▶ _Task goal_
Determine the number of lines in the listing below where the string "color" occurs; answer with the number alone.

○ ○ ○ ○ ○

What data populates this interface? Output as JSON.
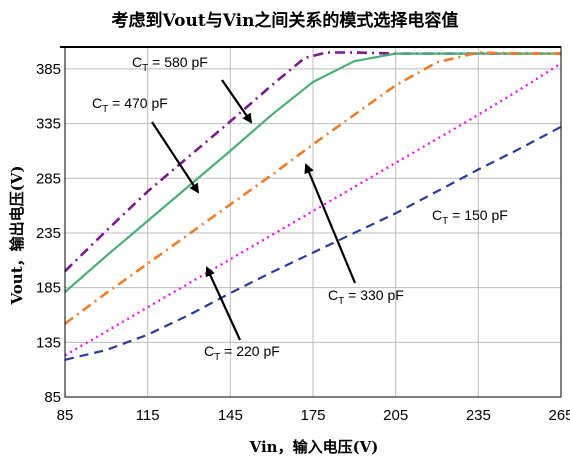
{
  "chart_data": {
    "type": "line",
    "title": "考虑到Vout与Vin之间关系的模式选择电容值",
    "xlabel": "Vin，输入电压(V)",
    "ylabel": "Vout，输出电压(V)",
    "xlim": [
      85,
      265
    ],
    "ylim": [
      85,
      405
    ],
    "xticks": [
      85,
      115,
      145,
      175,
      205,
      235,
      265
    ],
    "yticks": [
      85,
      135,
      185,
      235,
      285,
      335,
      385
    ],
    "grid": true,
    "legend": "none (inline annotations with arrows)",
    "series": [
      {
        "name": "CT = 580 pF",
        "label_main": "C",
        "label_sub": "T",
        "label_rest": "= 580 pF",
        "color": "#7a1a8c",
        "dash": "dash-dot",
        "x": [
          85,
          100,
          115,
          130,
          145,
          160,
          172,
          180,
          190,
          205,
          265
        ],
        "y": [
          200,
          237,
          273,
          305,
          337,
          370,
          395,
          400,
          400,
          399,
          399
        ]
      },
      {
        "name": "CT = 470 pF",
        "label_main": "C",
        "label_sub": "T",
        "label_rest": "= 470 pF",
        "color": "#4caf7a",
        "dash": "solid",
        "x": [
          85,
          100,
          115,
          130,
          145,
          160,
          175,
          190,
          205,
          265
        ],
        "y": [
          181,
          214,
          246,
          278,
          310,
          343,
          373,
          392,
          399,
          399
        ]
      },
      {
        "name": "CT = 330 pF",
        "label_main": "C",
        "label_sub": "T",
        "label_rest": "= 330 pF",
        "color": "#f07d28",
        "dash": "dash-dot",
        "x": [
          85,
          100,
          115,
          130,
          145,
          160,
          175,
          190,
          205,
          220,
          235,
          250,
          265
        ],
        "y": [
          152,
          180,
          207,
          234,
          261,
          288,
          316,
          343,
          370,
          391,
          400,
          399,
          399
        ]
      },
      {
        "name": "CT = 220 pF",
        "label_main": "C",
        "label_sub": "T",
        "label_rest": "= 220 pF",
        "color": "#ff00ff",
        "dash": "dotted",
        "x": [
          85,
          100,
          115,
          130,
          145,
          160,
          175,
          190,
          205,
          220,
          235,
          250,
          265
        ],
        "y": [
          123,
          145,
          167,
          189,
          211,
          233,
          255,
          277,
          299,
          321,
          343,
          366,
          390
        ]
      },
      {
        "name": "CT = 150 pF",
        "label_main": "C",
        "label_sub": "T",
        "label_rest": "= 150 pF",
        "color": "#2a3a9c",
        "dash": "dashed",
        "x": [
          85,
          100,
          115,
          130,
          145,
          160,
          175,
          190,
          205,
          220,
          235,
          250,
          265
        ],
        "y": [
          119,
          128,
          142,
          160,
          180,
          199,
          217,
          235,
          253,
          273,
          293,
          312,
          332
        ]
      }
    ]
  }
}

○ ○ ○ ○ ○

▶ _Written solution_
5